------ Data excerpts

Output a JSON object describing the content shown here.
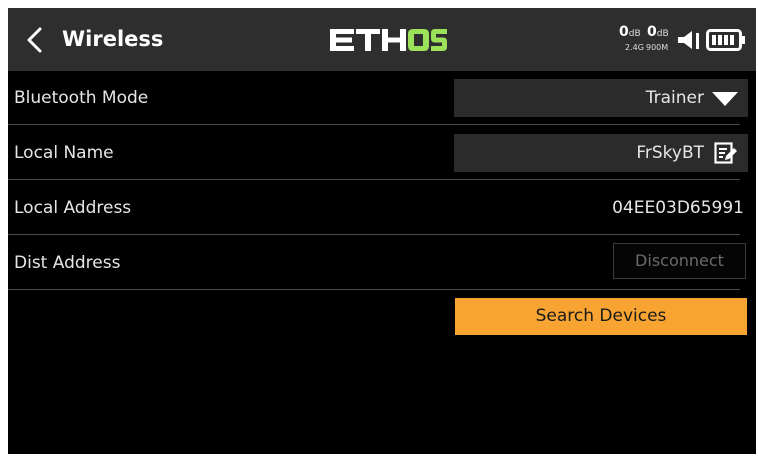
{
  "header": {
    "title": "Wireless",
    "logo_text": "ETHOS",
    "rssi_24_value": "0",
    "rssi_24_unit": "dB",
    "rssi_24_band": "2.4G",
    "rssi_900_value": "0",
    "rssi_900_unit": "dB",
    "rssi_900_band": "900M",
    "icons": [
      "back-chevron-icon",
      "speaker-icon",
      "battery-icon"
    ]
  },
  "settings": {
    "bluetooth_mode": {
      "label": "Bluetooth Mode",
      "value": "Trainer"
    },
    "local_name": {
      "label": "Local Name",
      "value": "FrSkyBT"
    },
    "local_address": {
      "label": "Local Address",
      "value": "04EE03D65991"
    },
    "dist_address": {
      "label": "Dist Address",
      "button": "Disconnect"
    }
  },
  "actions": {
    "search_label": "Search Devices"
  },
  "colors": {
    "accent": "#f7a432",
    "logo_highlight": "#9be25a",
    "background": "#000000",
    "header": "#2e2e2e"
  }
}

------------

§ Instructions to follow
Copy the records exactly. Skip the pictures.

§ Solution to the exercise
Output a JSON object describing the content shown here.
{
  "header": {
    "title": "Wireless",
    "logo_text": "ETHOS",
    "rssi_24_value": "0",
    "rssi_24_unit": "dB",
    "rssi_24_band": "2.4G",
    "rssi_900_value": "0",
    "rssi_900_unit": "dB",
    "rssi_900_band": "900M",
    "icons": [
      "back-chevron-icon",
      "speaker-icon",
      "battery-icon"
    ]
  },
  "settings": {
    "bluetooth_mode": {
      "label": "Bluetooth Mode",
      "value": "Trainer"
    },
    "local_name": {
      "label": "Local Name",
      "value": "FrSkyBT"
    },
    "local_address": {
      "label": "Local Address",
      "value": "04EE03D65991"
    },
    "dist_address": {
      "label": "Dist Address",
      "button": "Disconnect"
    }
  },
  "actions": {
    "search_label": "Search Devices"
  },
  "colors": {
    "accent": "#f7a432",
    "logo_highlight": "#9be25a",
    "background": "#000000",
    "header": "#2e2e2e"
  }
}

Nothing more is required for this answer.